GOAL OF THE EXERCISE → Below are the records. List every line holding the word "SPRING".

■ ■ ■ ■ ■

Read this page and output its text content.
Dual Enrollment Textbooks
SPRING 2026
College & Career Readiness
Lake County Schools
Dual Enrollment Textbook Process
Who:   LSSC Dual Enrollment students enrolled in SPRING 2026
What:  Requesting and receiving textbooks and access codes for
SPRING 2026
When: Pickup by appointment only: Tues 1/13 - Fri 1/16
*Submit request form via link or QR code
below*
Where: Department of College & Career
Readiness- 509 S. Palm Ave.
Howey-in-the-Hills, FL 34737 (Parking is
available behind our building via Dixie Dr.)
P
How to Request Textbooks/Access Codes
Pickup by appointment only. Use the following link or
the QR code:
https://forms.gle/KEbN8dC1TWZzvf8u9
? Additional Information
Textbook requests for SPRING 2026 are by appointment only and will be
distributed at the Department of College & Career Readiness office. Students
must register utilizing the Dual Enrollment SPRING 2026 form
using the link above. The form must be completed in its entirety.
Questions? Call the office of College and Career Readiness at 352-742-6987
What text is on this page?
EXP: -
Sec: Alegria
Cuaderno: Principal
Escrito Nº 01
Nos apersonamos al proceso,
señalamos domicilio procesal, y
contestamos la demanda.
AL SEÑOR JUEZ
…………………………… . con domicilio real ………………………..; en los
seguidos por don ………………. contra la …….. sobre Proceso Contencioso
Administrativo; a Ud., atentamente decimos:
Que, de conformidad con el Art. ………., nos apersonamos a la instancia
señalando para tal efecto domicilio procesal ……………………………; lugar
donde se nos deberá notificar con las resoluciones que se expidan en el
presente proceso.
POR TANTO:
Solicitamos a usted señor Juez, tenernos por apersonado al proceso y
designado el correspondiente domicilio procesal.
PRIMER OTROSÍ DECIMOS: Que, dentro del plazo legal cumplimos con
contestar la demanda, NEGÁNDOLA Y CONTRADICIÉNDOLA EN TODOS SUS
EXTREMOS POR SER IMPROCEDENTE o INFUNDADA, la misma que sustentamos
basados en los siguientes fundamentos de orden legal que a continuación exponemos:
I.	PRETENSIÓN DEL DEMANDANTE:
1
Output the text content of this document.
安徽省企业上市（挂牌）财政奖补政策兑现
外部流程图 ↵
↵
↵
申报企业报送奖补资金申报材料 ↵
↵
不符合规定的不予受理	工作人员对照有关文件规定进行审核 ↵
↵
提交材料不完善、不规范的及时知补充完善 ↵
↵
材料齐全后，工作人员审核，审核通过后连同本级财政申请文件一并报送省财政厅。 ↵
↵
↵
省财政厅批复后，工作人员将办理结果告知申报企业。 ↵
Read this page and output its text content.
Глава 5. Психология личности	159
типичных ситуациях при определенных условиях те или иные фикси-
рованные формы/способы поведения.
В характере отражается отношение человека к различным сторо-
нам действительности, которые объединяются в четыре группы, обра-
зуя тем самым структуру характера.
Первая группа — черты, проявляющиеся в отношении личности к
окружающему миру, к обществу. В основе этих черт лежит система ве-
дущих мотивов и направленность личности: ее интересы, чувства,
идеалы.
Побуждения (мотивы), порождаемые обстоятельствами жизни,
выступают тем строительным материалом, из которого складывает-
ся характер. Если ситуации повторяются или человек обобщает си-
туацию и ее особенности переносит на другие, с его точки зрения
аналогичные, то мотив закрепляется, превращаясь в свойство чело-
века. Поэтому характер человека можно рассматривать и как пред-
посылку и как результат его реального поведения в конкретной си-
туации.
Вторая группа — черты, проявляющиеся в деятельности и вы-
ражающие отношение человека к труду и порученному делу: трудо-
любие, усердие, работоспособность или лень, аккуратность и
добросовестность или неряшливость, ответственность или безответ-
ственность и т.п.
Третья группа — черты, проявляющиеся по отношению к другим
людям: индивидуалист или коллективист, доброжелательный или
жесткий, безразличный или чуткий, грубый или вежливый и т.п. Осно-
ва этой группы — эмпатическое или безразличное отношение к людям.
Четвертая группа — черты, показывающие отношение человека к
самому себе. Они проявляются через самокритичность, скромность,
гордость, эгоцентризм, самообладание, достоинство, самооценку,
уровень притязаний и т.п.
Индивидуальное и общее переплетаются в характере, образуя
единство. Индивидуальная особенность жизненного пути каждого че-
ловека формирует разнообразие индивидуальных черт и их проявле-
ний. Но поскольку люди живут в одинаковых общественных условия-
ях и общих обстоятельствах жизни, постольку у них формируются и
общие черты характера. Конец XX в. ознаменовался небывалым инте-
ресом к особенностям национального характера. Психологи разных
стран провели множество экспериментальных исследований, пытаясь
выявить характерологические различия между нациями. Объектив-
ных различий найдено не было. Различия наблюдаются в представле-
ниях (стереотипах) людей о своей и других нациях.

■ ■ ■ ■ ■

CORRECT RESPONSE →
SPRING 2026
Who:   LSSC Dual Enrollment students enrolled in SPRING 2026
SPRING 2026
Textbook requests for SPRING 2026 are by appointment only and will be
must register utilizing the Dual Enrollment SPRING 2026 form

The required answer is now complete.